* EXERCISE
Take the entries below and print all of them exactly, please.

# INFORMATION SHOWN start

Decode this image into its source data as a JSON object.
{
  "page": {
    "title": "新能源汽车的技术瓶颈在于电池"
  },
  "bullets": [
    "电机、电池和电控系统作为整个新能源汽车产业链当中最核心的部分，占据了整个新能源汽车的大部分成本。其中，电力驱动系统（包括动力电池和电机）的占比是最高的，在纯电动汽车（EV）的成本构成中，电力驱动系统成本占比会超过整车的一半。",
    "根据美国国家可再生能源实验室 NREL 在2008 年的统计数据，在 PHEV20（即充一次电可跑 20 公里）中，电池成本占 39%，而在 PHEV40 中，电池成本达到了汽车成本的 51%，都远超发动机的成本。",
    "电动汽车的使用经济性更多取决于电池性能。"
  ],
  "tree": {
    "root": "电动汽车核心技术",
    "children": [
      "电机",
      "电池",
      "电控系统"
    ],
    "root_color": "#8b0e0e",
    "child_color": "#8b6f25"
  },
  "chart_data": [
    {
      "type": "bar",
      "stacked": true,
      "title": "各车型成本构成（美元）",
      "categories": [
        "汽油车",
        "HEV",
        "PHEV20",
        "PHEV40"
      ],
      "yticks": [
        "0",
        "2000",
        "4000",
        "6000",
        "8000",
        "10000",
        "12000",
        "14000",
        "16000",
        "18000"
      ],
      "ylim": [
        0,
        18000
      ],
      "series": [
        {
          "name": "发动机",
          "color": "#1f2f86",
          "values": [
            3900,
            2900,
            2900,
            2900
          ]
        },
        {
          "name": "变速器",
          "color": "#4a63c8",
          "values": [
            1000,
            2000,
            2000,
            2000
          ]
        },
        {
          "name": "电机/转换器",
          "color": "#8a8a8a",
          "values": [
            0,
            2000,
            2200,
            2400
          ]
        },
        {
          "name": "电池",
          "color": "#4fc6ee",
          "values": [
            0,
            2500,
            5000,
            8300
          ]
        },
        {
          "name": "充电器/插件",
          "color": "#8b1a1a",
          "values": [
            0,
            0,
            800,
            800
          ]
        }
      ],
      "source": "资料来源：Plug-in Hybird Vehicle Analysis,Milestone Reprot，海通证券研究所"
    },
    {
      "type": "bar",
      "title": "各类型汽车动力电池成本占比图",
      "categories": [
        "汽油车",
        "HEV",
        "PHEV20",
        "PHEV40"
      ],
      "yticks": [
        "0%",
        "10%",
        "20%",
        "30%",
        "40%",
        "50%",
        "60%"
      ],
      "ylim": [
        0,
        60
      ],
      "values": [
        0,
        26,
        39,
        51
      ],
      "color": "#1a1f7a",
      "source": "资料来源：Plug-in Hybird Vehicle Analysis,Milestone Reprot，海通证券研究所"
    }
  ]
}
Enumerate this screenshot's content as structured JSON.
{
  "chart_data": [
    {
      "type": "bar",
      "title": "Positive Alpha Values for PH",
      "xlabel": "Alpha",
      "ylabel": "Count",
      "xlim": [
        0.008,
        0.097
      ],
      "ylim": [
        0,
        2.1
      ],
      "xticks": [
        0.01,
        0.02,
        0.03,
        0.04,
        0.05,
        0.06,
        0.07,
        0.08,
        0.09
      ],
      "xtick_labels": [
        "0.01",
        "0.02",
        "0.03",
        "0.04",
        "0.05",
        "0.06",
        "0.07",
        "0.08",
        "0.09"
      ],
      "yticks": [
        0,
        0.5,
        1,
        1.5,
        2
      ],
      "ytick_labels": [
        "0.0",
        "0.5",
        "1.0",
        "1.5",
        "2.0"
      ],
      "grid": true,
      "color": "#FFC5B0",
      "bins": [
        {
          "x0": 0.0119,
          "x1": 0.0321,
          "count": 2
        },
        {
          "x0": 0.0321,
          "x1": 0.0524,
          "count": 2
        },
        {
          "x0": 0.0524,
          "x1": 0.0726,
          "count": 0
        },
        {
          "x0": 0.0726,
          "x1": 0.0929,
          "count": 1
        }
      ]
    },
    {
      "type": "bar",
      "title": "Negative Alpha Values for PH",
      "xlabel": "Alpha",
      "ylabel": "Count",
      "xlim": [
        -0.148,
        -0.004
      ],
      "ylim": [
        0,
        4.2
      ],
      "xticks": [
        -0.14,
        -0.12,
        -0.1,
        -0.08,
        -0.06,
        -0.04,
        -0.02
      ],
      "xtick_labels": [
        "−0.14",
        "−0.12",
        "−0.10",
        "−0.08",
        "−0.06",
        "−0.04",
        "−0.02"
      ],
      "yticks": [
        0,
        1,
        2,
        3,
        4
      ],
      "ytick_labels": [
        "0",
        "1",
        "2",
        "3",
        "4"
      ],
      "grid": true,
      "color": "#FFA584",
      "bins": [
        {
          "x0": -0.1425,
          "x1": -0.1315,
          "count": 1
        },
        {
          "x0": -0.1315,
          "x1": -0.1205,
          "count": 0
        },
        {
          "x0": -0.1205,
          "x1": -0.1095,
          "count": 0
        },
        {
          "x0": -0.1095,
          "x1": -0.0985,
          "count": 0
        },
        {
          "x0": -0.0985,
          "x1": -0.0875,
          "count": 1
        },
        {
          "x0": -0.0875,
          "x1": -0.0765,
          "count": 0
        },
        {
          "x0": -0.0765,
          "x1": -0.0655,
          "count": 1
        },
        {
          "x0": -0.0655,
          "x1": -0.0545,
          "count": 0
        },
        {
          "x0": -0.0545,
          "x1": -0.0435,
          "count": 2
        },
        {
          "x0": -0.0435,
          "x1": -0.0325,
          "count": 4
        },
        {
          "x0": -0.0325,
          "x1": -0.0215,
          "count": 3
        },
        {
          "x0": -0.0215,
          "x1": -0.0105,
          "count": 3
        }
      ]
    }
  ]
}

# INFORMATION SHOWN end

* THE COMPLETED TASK
Decode this image into its source data as a JSON object.
{
  "page": {
    "title": "新能源汽车的技术瓶颈在于电池"
  },
  "bullets": [
    "电机、电池和电控系统作为整个新能源汽车产业链当中最核心的部分，占据了整个新能源汽车的大部分成本。其中，电力驱动系统（包括动力电池和电机）的占比是最高的，在纯电动汽车（EV）的成本构成中，电力驱动系统成本占比会超过整车的一半。",
    "根据美国国家可再生能源实验室 NREL 在2008 年的统计数据，在 PHEV20（即充一次电可跑 20 公里）中，电池成本占 39%，而在 PHEV40 中，电池成本达到了汽车成本的 51%，都远超发动机的成本。",
    "电动汽车的使用经济性更多取决于电池性能。"
  ],
  "tree": {
    "root": "电动汽车核心技术",
    "children": [
      "电机",
      "电池",
      "电控系统"
    ],
    "root_color": "#8b0e0e",
    "child_color": "#8b6f25"
  },
  "chart_data": [
    {
      "type": "bar",
      "stacked": true,
      "title": "各车型成本构成（美元）",
      "categories": [
        "汽油车",
        "HEV",
        "PHEV20",
        "PHEV40"
      ],
      "yticks": [
        "0",
        "2000",
        "4000",
        "6000",
        "8000",
        "10000",
        "12000",
        "14000",
        "16000",
        "18000"
      ],
      "ylim": [
        0,
        18000
      ],
      "series": [
        {
          "name": "发动机",
          "color": "#1f2f86",
          "values": [
            3900,
            2900,
            2900,
            2900
          ]
        },
        {
          "name": "变速器",
          "color": "#4a63c8",
          "values": [
            1000,
            2000,
            2000,
            2000
          ]
        },
        {
          "name": "电机/转换器",
          "color": "#8a8a8a",
          "values": [
            0,
            2000,
            2200,
            2400
          ]
        },
        {
          "name": "电池",
          "color": "#4fc6ee",
          "values": [
            0,
            2500,
            5000,
            8300
          ]
        },
        {
          "name": "充电器/插件",
          "color": "#8b1a1a",
          "values": [
            0,
            0,
            800,
            800
          ]
        }
      ],
      "source": "资料来源：Plug-in Hybird Vehicle Analysis,Milestone Reprot，海通证券研究所"
    },
    {
      "type": "bar",
      "title": "各类型汽车动力电池成本占比图",
      "categories": [
        "汽油车",
        "HEV",
        "PHEV20",
        "PHEV40"
      ],
      "yticks": [
        "0%",
        "10%",
        "20%",
        "30%",
        "40%",
        "50%",
        "60%"
      ],
      "ylim": [
        0,
        60
      ],
      "values": [
        0,
        26,
        39,
        51
      ],
      "color": "#1a1f7a",
      "source": "资料来源：Plug-in Hybird Vehicle Analysis,Milestone Reprot，海通证券研究所"
    }
  ]
}
Enumerate this screenshot's content as structured JSON.
{
  "chart_data": [
    {
      "type": "bar",
      "title": "Positive Alpha Values for PH",
      "xlabel": "Alpha",
      "ylabel": "Count",
      "xlim": [
        0.008,
        0.097
      ],
      "ylim": [
        0,
        2.1
      ],
      "xticks": [
        0.01,
        0.02,
        0.03,
        0.04,
        0.05,
        0.06,
        0.07,
        0.08,
        0.09
      ],
      "xtick_labels": [
        "0.01",
        "0.02",
        "0.03",
        "0.04",
        "0.05",
        "0.06",
        "0.07",
        "0.08",
        "0.09"
      ],
      "yticks": [
        0,
        0.5,
        1,
        1.5,
        2
      ],
      "ytick_labels": [
        "0.0",
        "0.5",
        "1.0",
        "1.5",
        "2.0"
      ],
      "grid": true,
      "color": "#FFC5B0",
      "bins": [
        {
          "x0": 0.0119,
          "x1": 0.0321,
          "count": 2
        },
        {
          "x0": 0.0321,
          "x1": 0.0524,
          "count": 2
        },
        {
          "x0": 0.0524,
          "x1": 0.0726,
          "count": 0
        },
        {
          "x0": 0.0726,
          "x1": 0.0929,
          "count": 1
        }
      ]
    },
    {
      "type": "bar",
      "title": "Negative Alpha Values for PH",
      "xlabel": "Alpha",
      "ylabel": "Count",
      "xlim": [
        -0.148,
        -0.004
      ],
      "ylim": [
        0,
        4.2
      ],
      "xticks": [
        -0.14,
        -0.12,
        -0.1,
        -0.08,
        -0.06,
        -0.04,
        -0.02
      ],
      "xtick_labels": [
        "−0.14",
        "−0.12",
        "−0.10",
        "−0.08",
        "−0.06",
        "−0.04",
        "−0.02"
      ],
      "yticks": [
        0,
        1,
        2,
        3,
        4
      ],
      "ytick_labels": [
        "0",
        "1",
        "2",
        "3",
        "4"
      ],
      "grid": true,
      "color": "#FFA584",
      "bins": [
        {
          "x0": -0.1425,
          "x1": -0.1315,
          "count": 1
        },
        {
          "x0": -0.1315,
          "x1": -0.1205,
          "count": 0
        },
        {
          "x0": -0.1205,
          "x1": -0.1095,
          "count": 0
        },
        {
          "x0": -0.1095,
          "x1": -0.0985,
          "count": 0
        },
        {
          "x0": -0.0985,
          "x1": -0.0875,
          "count": 1
        },
        {
          "x0": -0.0875,
          "x1": -0.0765,
          "count": 0
        },
        {
          "x0": -0.0765,
          "x1": -0.0655,
          "count": 1
        },
        {
          "x0": -0.0655,
          "x1": -0.0545,
          "count": 0
        },
        {
          "x0": -0.0545,
          "x1": -0.0435,
          "count": 2
        },
        {
          "x0": -0.0435,
          "x1": -0.0325,
          "count": 4
        },
        {
          "x0": -0.0325,
          "x1": -0.0215,
          "count": 3
        },
        {
          "x0": -0.0215,
          "x1": -0.0105,
          "count": 3
        }
      ]
    }
  ]
}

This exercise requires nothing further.